Copy each line of the entries beneath that contains the word "Vorgefühl".

Record set:
## BEGIN

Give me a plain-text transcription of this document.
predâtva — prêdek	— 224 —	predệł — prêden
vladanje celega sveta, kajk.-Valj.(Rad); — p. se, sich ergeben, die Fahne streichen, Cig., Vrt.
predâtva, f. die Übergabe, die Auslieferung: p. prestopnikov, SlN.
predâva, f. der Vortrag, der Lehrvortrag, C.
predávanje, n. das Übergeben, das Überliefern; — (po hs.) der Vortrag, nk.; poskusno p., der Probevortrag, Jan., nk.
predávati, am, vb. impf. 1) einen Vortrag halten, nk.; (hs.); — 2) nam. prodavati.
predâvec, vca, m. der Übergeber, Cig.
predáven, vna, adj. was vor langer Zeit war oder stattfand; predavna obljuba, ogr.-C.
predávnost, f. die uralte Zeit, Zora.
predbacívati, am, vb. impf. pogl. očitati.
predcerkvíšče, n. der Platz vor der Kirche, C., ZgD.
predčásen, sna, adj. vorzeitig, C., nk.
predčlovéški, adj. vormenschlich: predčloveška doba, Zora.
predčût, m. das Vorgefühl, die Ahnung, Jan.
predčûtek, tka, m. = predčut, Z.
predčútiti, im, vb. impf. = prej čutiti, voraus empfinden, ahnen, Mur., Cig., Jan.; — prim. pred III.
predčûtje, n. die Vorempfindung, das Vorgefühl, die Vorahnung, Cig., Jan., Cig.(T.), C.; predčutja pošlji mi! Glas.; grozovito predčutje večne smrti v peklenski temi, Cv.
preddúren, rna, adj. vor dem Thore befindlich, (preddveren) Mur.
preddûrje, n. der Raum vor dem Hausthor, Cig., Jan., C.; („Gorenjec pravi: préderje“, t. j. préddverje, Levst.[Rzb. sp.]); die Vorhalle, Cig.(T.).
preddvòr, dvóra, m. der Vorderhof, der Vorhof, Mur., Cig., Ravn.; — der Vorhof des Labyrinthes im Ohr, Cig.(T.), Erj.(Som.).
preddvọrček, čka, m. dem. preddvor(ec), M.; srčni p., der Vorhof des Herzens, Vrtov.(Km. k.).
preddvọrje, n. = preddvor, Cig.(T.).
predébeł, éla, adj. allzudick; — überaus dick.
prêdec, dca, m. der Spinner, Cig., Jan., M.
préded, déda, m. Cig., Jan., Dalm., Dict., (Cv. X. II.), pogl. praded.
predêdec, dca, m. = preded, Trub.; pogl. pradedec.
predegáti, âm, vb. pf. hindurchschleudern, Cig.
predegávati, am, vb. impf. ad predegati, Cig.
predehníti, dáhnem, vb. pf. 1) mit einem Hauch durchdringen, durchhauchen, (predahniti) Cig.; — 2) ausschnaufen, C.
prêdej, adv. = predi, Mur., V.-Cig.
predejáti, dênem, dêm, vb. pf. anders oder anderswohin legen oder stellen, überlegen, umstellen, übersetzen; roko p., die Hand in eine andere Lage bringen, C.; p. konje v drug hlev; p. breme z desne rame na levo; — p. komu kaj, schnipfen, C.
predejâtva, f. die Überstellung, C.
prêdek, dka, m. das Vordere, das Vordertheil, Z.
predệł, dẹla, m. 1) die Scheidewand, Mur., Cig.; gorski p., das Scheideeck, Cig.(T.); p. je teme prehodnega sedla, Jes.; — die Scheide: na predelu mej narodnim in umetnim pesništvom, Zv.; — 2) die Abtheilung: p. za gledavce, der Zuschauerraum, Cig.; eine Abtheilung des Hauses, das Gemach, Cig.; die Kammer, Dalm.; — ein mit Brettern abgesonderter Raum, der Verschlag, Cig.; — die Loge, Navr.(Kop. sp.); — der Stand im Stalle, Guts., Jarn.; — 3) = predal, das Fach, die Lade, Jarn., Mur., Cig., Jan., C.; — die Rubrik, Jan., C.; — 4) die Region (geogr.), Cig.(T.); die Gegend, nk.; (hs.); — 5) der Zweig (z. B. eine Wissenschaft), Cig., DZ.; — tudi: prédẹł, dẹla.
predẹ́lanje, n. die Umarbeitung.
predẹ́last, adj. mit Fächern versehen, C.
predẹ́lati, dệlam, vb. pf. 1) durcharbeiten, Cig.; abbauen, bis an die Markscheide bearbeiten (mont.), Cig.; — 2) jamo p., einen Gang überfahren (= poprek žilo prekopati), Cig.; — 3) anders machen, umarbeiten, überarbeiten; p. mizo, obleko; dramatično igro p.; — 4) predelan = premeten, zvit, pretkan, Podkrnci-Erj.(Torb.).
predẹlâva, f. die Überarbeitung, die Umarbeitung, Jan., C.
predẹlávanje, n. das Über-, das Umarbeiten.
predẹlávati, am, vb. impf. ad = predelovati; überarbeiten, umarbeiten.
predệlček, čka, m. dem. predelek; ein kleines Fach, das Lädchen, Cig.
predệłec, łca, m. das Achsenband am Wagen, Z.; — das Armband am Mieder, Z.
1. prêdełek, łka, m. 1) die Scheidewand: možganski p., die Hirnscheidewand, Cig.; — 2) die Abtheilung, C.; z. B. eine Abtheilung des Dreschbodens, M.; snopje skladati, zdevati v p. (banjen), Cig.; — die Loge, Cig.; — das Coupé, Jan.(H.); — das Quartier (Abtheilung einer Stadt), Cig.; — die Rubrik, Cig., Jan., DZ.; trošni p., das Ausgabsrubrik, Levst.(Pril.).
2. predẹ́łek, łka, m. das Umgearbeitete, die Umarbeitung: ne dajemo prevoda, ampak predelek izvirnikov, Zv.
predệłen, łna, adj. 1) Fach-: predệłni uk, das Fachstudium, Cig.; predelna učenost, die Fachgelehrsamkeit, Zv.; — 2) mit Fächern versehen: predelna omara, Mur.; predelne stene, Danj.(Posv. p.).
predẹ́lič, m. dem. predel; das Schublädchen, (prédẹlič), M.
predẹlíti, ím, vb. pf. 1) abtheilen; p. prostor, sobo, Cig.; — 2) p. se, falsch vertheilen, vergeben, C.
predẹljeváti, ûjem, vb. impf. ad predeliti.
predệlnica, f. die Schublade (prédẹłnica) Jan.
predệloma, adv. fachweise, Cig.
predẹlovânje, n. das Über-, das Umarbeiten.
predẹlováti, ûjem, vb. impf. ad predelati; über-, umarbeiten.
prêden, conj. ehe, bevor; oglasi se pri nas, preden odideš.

## END

Output of the exercise:
predčût, m. das Vorgefühl, die Ahnung, Jan.
predčûtje, n. die Vorempfindung, das Vorgefühl, die Vorahnung, Cig., Jan., Cig.(T.), C.; predčutja pošlji mi! Glas.; grozovito predčutje večne smrti v peklenski temi, Cv.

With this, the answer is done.